Skip the pictures and quote all of the lines exactly.

● ● ● ● ●

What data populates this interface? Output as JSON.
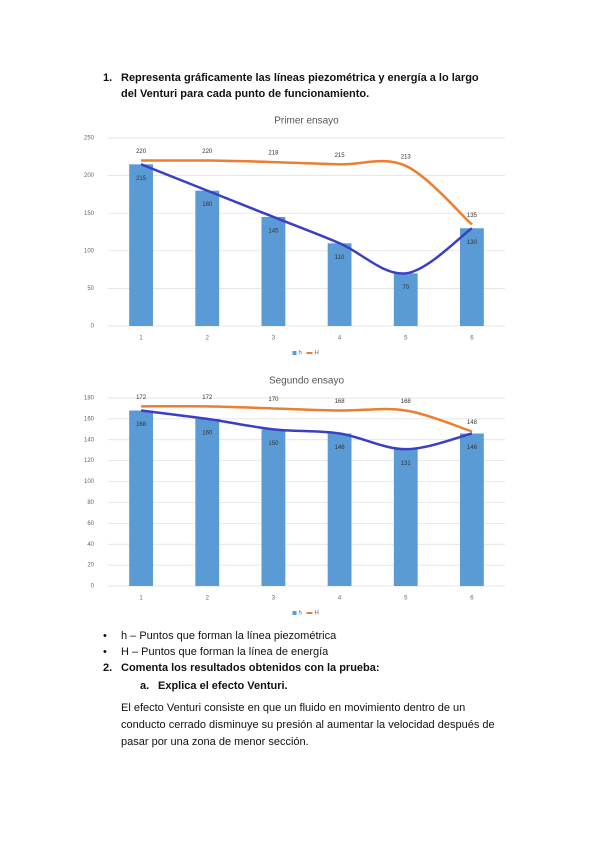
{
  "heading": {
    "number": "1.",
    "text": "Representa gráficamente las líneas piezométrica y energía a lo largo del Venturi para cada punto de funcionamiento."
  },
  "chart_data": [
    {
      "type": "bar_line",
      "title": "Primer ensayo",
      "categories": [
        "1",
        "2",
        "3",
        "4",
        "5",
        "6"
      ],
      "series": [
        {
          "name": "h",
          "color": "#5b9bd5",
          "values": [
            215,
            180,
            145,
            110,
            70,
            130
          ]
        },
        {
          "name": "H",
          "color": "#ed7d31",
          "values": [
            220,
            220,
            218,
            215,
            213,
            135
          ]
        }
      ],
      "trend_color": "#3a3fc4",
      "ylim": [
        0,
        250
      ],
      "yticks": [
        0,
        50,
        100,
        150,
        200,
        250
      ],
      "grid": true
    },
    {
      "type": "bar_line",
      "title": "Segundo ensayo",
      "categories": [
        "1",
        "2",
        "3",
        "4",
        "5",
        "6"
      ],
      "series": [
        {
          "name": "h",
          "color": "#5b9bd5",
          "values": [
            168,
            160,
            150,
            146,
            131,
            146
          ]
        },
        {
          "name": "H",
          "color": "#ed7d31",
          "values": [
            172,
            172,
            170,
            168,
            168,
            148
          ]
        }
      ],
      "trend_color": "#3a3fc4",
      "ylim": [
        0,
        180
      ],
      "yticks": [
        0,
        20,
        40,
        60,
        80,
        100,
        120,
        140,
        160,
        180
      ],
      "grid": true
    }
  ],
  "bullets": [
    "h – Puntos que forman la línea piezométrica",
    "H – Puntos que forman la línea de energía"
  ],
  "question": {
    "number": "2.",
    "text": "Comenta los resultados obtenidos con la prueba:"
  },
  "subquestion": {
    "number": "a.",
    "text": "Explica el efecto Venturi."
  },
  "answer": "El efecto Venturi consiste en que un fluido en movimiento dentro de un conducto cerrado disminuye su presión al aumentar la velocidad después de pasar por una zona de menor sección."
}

● ● ● ● ●

● **TASK SOLUTION**
What data populates this interface? Output as JSON.
{
  "heading": {
    "number": "1.",
    "text": "Representa gráficamente las líneas piezométrica y energía a lo largo del Venturi para cada punto de funcionamiento."
  },
  "chart_data": [
    {
      "type": "bar_line",
      "title": "Primer ensayo",
      "categories": [
        "1",
        "2",
        "3",
        "4",
        "5",
        "6"
      ],
      "series": [
        {
          "name": "h",
          "color": "#5b9bd5",
          "values": [
            215,
            180,
            145,
            110,
            70,
            130
          ]
        },
        {
          "name": "H",
          "color": "#ed7d31",
          "values": [
            220,
            220,
            218,
            215,
            213,
            135
          ]
        }
      ],
      "trend_color": "#3a3fc4",
      "ylim": [
        0,
        250
      ],
      "yticks": [
        0,
        50,
        100,
        150,
        200,
        250
      ],
      "grid": true
    },
    {
      "type": "bar_line",
      "title": "Segundo ensayo",
      "categories": [
        "1",
        "2",
        "3",
        "4",
        "5",
        "6"
      ],
      "series": [
        {
          "name": "h",
          "color": "#5b9bd5",
          "values": [
            168,
            160,
            150,
            146,
            131,
            146
          ]
        },
        {
          "name": "H",
          "color": "#ed7d31",
          "values": [
            172,
            172,
            170,
            168,
            168,
            148
          ]
        }
      ],
      "trend_color": "#3a3fc4",
      "ylim": [
        0,
        180
      ],
      "yticks": [
        0,
        20,
        40,
        60,
        80,
        100,
        120,
        140,
        160,
        180
      ],
      "grid": true
    }
  ],
  "bullets": [
    "h – Puntos que forman la línea piezométrica",
    "H – Puntos que forman la línea de energía"
  ],
  "question": {
    "number": "2.",
    "text": "Comenta los resultados obtenidos con la prueba:"
  },
  "subquestion": {
    "number": "a.",
    "text": "Explica el efecto Venturi."
  },
  "answer": "El efecto Venturi consiste en que un fluido en movimiento dentro de un conducto cerrado disminuye su presión al aumentar la velocidad después de pasar por una zona de menor sección."
}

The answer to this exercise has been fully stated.